**Working data**
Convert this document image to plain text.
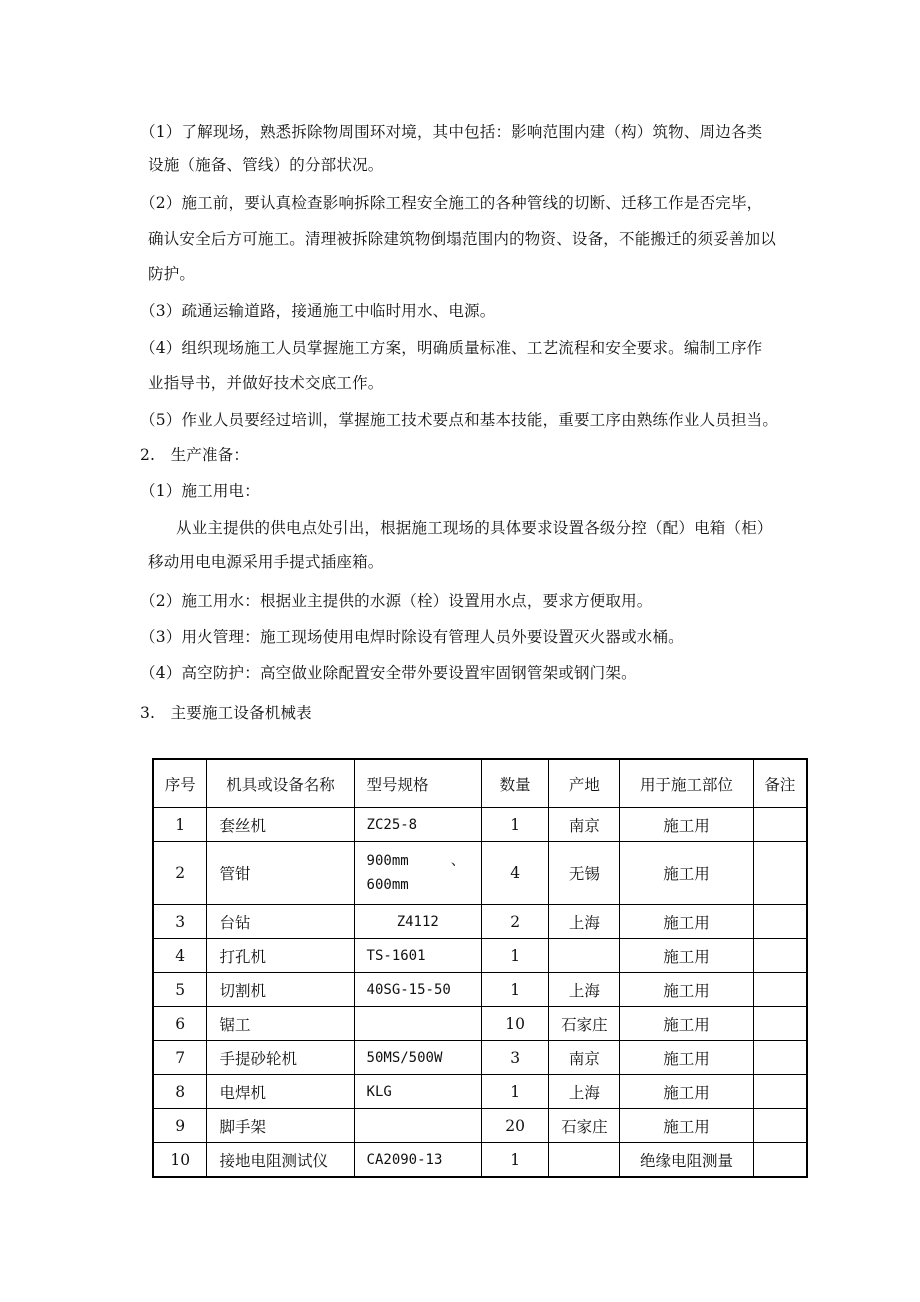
（1）了解现场，熟悉拆除物周围环对境，其中包括：影响范围内建（构）筑物、周边各类
设施（施备、管线）的分部状况。
（2）施工前，要认真检查影响拆除工程安全施工的各种管线的切断、迁移工作是否完毕，
确认安全后方可施工。清理被拆除建筑物倒塌范围内的物资、设备，不能搬迁的须妥善加以
防护。
（3）疏通运输道路，接通施工中临时用水、电源。
（4）组织现场施工人员掌握施工方案，明确质量标准、工艺流程和安全要求。编制工序作
业指导书，并做好技术交底工作。
（5）作业人员要经过培训，掌握施工技术要点和基本技能，重要工序由熟练作业人员担当。
2.   生产准备：
（1）施工用电：
从业主提供的供电点处引出，根据施工现场的具体要求设置各级分控（配）电箱（柜）
移动用电电源采用手提式插座箱。
（2）施工用水：根据业主提供的水源（栓）设置用水点，要求方便取用。
（3）用火管理：施工现场使用电焊时除设有管理人员外要设置灭火器或水桶。
（4）高空防护：高空做业除配置安全带外要设置牢固钢管架或钢门架。
3.   主要施工设备机械表
序号	机具或设备名称	型号规格	数量	产地	用于施工部位	备注
1	套丝机	ZC25-8	1	南京	施工用	
2	管钳	900mm     、
600mm	4	无锡	施工用	
3	台钻	Z4112	2	上海	施工用	
4	打孔机	TS-1601	1		施工用	
5	切割机	40SG-15-50	1	上海	施工用	
6	锯工		10	石家庄	施工用	
7	手提砂轮机	50MS/500W	3	南京	施工用	
8	电焊机	KLG	1	上海	施工用	
9	脚手架		20	石家庄	施工用	
10	接地电阻测试仪	CA2090-13	1		绝缘电阻测量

**What the task requires**
Without the pictures, restate all of the entries above verbatim.

**Full response**
Convert this document image to plain text.
（1）了解现场，熟悉拆除物周围环对境，其中包括：影响范围内建（构）筑物、周边各类
设施（施备、管线）的分部状况。
（2）施工前，要认真检查影响拆除工程安全施工的各种管线的切断、迁移工作是否完毕，
确认安全后方可施工。清理被拆除建筑物倒塌范围内的物资、设备，不能搬迁的须妥善加以
防护。
（3）疏通运输道路，接通施工中临时用水、电源。
（4）组织现场施工人员掌握施工方案，明确质量标准、工艺流程和安全要求。编制工序作
业指导书，并做好技术交底工作。
（5）作业人员要经过培训，掌握施工技术要点和基本技能，重要工序由熟练作业人员担当。
2.   生产准备：
（1）施工用电：
从业主提供的供电点处引出，根据施工现场的具体要求设置各级分控（配）电箱（柜）
移动用电电源采用手提式插座箱。
（2）施工用水：根据业主提供的水源（栓）设置用水点，要求方便取用。
（3）用火管理：施工现场使用电焊时除设有管理人员外要设置灭火器或水桶。
（4）高空防护：高空做业除配置安全带外要设置牢固钢管架或钢门架。
3.   主要施工设备机械表
序号	机具或设备名称	型号规格	数量	产地	用于施工部位	备注
1	套丝机	ZC25-8	1	南京	施工用	
2	管钳	900mm     、
600mm	4	无锡	施工用	
3	台钻	Z4112	2	上海	施工用	
4	打孔机	TS-1601	1		施工用	
5	切割机	40SG-15-50	1	上海	施工用	
6	锯工		10	石家庄	施工用	
7	手提砂轮机	50MS/500W	3	南京	施工用	
8	电焊机	KLG	1	上海	施工用	
9	脚手架		20	石家庄	施工用	
10	接地电阻测试仪	CA2090-13	1		绝缘电阻测量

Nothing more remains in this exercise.